- GIVEN REQUEST:
Can you quote the records below in full, word for word?
━━━━━━
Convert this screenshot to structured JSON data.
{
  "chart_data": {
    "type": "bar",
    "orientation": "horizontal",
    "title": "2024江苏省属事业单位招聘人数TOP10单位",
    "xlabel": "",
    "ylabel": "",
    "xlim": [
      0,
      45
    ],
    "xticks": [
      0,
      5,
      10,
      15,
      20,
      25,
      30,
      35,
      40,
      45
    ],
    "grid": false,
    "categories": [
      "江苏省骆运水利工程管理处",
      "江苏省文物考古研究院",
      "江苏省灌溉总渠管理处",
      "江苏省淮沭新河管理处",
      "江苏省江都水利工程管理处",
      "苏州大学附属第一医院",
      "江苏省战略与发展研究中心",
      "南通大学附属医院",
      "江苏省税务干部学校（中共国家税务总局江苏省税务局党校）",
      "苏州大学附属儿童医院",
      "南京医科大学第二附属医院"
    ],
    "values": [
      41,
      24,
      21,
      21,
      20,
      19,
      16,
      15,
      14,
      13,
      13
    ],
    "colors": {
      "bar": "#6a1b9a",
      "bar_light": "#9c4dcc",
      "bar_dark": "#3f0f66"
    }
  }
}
━━━━━━
- THE RESULT:
Convert this screenshot to structured JSON data.
{
  "chart_data": {
    "type": "bar",
    "orientation": "horizontal",
    "title": "2024江苏省属事业单位招聘人数TOP10单位",
    "xlabel": "",
    "ylabel": "",
    "xlim": [
      0,
      45
    ],
    "xticks": [
      0,
      5,
      10,
      15,
      20,
      25,
      30,
      35,
      40,
      45
    ],
    "grid": false,
    "categories": [
      "江苏省骆运水利工程管理处",
      "江苏省文物考古研究院",
      "江苏省灌溉总渠管理处",
      "江苏省淮沭新河管理处",
      "江苏省江都水利工程管理处",
      "苏州大学附属第一医院",
      "江苏省战略与发展研究中心",
      "南通大学附属医院",
      "江苏省税务干部学校（中共国家税务总局江苏省税务局党校）",
      "苏州大学附属儿童医院",
      "南京医科大学第二附属医院"
    ],
    "values": [
      41,
      24,
      21,
      21,
      20,
      19,
      16,
      15,
      14,
      13,
      13
    ],
    "colors": {
      "bar": "#6a1b9a",
      "bar_light": "#9c4dcc",
      "bar_dark": "#3f0f66"
    }
  }
}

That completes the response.